* What the task asks *
Only the lines from the one containing "Output a JSON" through the final line of the material below should be output, exactly as they stand.

* Raw records *
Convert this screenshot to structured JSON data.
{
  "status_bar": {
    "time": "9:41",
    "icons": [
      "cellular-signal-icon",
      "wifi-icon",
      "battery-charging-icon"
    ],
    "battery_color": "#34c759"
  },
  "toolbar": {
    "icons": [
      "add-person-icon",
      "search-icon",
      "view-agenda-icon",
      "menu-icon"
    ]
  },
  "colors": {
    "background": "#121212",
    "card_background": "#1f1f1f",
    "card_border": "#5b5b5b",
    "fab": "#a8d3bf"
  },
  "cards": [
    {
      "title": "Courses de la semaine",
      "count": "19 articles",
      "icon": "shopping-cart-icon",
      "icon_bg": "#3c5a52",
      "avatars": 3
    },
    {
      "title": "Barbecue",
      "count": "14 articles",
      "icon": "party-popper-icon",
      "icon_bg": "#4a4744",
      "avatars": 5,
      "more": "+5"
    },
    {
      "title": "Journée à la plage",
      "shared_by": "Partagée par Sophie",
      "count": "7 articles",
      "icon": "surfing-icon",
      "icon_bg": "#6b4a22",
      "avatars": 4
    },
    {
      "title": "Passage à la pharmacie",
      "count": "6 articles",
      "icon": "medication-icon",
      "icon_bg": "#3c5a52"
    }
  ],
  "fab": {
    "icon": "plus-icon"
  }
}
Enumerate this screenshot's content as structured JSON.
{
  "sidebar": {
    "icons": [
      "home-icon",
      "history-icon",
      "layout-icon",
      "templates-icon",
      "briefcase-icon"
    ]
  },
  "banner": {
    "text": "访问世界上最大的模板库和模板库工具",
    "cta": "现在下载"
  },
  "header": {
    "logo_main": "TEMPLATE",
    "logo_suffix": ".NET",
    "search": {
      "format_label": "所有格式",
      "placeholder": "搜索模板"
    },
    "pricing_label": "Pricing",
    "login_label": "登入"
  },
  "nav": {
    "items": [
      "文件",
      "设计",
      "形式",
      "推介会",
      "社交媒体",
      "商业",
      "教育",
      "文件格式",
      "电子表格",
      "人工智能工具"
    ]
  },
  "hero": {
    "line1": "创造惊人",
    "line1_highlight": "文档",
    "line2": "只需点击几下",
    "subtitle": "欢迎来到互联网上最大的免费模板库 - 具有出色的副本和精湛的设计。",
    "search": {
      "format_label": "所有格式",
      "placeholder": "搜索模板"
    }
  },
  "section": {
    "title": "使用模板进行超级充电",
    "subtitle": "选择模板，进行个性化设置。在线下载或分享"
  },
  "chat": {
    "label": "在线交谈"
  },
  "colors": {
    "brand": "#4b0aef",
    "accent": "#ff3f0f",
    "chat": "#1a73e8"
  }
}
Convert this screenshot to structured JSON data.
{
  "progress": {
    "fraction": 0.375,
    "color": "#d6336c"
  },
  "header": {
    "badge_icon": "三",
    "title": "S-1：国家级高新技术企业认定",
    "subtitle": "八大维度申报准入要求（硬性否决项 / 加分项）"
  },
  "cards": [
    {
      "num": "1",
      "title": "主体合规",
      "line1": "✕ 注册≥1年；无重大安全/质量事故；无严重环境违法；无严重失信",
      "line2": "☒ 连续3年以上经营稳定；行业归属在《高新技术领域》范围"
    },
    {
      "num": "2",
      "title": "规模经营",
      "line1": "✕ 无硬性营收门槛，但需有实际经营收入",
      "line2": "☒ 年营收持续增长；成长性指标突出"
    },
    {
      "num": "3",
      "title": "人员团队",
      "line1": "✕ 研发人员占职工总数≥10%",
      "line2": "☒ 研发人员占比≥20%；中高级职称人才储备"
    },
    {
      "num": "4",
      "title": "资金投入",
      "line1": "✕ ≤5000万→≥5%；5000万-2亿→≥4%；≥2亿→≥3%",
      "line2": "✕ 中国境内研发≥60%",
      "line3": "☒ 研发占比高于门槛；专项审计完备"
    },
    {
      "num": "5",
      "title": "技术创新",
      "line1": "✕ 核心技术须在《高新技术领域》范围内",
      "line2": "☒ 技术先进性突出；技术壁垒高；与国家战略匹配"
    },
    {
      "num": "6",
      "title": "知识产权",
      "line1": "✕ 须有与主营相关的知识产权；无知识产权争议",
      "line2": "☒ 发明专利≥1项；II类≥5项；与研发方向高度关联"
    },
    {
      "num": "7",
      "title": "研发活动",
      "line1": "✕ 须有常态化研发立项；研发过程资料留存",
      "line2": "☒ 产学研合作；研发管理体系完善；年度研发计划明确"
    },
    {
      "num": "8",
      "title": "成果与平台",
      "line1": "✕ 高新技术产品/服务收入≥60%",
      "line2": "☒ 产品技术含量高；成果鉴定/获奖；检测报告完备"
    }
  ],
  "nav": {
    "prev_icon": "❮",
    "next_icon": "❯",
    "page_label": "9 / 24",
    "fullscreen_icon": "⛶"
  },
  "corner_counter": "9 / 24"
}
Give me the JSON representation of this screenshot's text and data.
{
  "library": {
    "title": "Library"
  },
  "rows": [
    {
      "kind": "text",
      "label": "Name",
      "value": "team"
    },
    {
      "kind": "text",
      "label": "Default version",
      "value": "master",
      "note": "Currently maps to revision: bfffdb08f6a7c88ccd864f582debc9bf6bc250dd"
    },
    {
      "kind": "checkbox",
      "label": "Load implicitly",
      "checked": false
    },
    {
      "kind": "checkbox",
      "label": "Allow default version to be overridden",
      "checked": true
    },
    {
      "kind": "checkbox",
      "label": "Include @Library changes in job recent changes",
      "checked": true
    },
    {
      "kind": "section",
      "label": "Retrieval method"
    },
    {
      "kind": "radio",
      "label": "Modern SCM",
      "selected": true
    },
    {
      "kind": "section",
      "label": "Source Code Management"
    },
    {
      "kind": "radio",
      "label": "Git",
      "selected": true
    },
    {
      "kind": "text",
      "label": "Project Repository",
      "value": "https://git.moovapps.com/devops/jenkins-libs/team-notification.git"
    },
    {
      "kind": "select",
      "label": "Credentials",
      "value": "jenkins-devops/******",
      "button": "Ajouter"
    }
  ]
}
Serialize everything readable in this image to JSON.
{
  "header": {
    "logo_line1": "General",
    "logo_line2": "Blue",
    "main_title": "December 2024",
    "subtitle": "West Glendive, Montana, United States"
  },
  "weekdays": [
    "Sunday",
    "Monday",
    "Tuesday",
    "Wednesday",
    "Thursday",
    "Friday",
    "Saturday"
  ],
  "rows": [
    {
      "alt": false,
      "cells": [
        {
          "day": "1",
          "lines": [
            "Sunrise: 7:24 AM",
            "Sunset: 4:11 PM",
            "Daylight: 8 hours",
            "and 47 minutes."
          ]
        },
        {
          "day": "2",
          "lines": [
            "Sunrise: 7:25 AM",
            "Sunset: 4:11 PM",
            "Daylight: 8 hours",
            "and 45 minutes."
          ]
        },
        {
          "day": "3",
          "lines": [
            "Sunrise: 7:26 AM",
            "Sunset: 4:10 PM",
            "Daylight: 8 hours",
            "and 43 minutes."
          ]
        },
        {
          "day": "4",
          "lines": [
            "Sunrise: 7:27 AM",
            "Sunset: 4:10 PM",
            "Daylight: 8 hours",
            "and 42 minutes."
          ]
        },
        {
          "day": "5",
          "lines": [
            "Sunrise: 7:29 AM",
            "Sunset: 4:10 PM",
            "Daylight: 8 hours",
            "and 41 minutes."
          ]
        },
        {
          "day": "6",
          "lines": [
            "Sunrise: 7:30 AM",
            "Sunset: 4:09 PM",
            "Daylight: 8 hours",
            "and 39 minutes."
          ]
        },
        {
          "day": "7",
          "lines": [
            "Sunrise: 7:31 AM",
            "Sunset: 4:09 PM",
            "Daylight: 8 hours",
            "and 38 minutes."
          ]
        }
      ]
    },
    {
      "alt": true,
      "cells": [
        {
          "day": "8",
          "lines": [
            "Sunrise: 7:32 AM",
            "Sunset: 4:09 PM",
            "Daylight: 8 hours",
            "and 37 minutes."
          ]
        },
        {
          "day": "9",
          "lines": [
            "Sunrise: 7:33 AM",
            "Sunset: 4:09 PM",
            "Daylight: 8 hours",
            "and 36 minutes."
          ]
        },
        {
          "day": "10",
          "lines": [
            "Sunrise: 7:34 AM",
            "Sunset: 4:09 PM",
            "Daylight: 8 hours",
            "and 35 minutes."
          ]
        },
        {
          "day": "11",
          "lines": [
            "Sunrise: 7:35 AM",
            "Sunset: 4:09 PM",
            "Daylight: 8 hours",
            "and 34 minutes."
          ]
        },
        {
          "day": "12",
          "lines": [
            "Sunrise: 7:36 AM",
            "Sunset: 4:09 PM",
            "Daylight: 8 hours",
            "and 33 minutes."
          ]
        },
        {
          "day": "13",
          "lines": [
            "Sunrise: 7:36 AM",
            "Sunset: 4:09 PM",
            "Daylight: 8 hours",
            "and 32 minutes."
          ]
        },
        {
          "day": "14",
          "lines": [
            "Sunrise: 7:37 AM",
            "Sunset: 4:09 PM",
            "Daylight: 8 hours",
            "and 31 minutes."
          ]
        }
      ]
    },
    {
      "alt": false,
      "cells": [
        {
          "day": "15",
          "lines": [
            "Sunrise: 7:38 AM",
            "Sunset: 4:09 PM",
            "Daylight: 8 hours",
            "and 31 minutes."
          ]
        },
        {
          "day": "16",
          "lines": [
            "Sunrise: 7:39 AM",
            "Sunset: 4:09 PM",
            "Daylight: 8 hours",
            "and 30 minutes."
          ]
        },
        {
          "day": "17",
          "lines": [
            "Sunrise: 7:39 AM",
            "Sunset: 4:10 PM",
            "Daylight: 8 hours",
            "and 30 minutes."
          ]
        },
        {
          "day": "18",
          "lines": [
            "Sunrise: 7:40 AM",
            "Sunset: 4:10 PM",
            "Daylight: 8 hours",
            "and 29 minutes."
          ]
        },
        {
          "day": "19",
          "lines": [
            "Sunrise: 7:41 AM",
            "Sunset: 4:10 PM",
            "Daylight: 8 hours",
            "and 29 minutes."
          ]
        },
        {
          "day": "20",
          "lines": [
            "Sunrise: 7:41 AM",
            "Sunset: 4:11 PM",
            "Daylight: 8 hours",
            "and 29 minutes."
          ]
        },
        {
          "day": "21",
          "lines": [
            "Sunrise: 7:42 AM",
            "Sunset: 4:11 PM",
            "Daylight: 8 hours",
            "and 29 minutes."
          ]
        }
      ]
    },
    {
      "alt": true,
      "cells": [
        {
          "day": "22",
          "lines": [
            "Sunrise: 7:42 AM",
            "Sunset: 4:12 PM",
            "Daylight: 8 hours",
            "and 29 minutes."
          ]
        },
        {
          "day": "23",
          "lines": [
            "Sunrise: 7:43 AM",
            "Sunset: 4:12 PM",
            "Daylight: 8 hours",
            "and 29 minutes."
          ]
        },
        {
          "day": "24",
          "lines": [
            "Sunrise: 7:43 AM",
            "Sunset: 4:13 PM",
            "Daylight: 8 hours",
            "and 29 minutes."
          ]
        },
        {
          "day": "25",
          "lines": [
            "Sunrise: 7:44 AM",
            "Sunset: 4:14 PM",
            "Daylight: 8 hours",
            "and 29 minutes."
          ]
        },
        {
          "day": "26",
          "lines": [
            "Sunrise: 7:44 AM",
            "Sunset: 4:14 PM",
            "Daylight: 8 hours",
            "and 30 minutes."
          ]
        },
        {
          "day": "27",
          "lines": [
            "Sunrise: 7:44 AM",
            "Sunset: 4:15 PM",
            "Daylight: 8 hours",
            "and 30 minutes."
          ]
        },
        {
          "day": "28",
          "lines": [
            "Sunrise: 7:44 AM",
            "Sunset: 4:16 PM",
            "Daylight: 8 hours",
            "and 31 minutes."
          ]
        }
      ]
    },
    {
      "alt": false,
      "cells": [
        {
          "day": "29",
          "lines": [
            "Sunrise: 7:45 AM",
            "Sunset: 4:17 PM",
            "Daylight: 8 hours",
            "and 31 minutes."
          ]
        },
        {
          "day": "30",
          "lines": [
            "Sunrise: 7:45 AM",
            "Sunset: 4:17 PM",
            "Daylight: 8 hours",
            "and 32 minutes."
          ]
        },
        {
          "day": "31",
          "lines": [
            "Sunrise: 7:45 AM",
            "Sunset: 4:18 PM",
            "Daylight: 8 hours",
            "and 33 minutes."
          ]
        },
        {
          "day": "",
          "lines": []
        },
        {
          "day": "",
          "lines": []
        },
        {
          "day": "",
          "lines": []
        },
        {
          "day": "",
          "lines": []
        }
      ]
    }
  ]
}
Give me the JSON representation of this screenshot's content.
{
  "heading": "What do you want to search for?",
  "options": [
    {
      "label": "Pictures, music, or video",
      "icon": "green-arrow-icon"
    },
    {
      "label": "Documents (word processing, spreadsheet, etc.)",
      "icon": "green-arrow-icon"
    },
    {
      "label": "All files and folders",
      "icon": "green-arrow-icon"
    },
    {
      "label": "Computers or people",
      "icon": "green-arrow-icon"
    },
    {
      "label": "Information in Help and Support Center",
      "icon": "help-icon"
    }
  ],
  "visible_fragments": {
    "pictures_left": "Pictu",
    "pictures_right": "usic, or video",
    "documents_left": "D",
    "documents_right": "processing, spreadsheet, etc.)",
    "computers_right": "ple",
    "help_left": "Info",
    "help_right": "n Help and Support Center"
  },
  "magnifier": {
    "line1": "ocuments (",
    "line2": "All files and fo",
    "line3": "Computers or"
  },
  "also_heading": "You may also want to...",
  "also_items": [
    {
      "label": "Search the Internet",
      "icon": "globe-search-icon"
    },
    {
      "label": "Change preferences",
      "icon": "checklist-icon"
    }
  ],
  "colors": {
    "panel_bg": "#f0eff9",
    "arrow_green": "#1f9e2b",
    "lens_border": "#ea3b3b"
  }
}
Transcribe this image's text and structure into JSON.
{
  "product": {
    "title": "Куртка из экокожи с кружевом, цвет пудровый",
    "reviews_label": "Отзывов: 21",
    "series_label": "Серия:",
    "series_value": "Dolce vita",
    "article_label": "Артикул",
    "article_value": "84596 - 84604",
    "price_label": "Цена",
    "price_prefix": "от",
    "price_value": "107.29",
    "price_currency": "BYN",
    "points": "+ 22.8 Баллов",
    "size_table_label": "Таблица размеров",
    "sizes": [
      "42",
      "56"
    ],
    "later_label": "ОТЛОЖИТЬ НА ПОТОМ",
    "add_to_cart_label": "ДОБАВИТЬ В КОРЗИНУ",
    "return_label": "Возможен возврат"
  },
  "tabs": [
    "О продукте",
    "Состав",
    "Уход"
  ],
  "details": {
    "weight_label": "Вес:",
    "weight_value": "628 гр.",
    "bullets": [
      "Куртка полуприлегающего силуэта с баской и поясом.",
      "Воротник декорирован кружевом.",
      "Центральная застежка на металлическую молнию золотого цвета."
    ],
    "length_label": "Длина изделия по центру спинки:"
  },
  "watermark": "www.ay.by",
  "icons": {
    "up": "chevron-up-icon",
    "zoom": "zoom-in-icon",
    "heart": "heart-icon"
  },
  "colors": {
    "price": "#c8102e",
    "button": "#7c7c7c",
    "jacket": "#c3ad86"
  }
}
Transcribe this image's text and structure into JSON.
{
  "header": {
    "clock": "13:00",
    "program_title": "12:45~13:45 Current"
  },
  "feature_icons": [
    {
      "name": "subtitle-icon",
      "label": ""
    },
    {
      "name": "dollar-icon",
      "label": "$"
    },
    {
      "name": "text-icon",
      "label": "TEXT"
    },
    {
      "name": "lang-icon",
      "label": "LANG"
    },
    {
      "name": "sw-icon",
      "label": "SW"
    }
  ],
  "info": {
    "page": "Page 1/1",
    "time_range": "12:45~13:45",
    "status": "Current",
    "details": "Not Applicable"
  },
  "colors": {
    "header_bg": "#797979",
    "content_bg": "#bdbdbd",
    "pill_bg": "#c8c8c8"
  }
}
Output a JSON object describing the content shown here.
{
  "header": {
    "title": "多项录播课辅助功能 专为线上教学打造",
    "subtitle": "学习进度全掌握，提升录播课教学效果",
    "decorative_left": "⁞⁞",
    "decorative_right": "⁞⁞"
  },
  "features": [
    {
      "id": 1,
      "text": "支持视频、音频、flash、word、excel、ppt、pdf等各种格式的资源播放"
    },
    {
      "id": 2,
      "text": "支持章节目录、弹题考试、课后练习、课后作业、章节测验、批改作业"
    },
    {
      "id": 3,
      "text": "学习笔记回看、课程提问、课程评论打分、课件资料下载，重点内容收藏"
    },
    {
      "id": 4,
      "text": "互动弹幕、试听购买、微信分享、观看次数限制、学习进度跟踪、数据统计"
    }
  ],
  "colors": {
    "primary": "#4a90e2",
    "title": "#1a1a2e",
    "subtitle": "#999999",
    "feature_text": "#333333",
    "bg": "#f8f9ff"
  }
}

* Solution *
Output a JSON object describing the content shown here.
{
  "header": {
    "title": "多项录播课辅助功能 专为线上教学打造",
    "subtitle": "学习进度全掌握，提升录播课教学效果",
    "decorative_left": "⁞⁞",
    "decorative_right": "⁞⁞"
  },
  "features": [
    {
      "id": 1,
      "text": "支持视频、音频、flash、word、excel、ppt、pdf等各种格式的资源播放"
    },
    {
      "id": 2,
      "text": "支持章节目录、弹题考试、课后练习、课后作业、章节测验、批改作业"
    },
    {
      "id": 3,
      "text": "学习笔记回看、课程提问、课程评论打分、课件资料下载，重点内容收藏"
    },
    {
      "id": 4,
      "text": "互动弹幕、试听购买、微信分享、观看次数限制、学习进度跟踪、数据统计"
    }
  ],
  "colors": {
    "primary": "#4a90e2",
    "title": "#1a1a2e",
    "subtitle": "#999999",
    "feature_text": "#333333",
    "bg": "#f8f9ff"
  }
}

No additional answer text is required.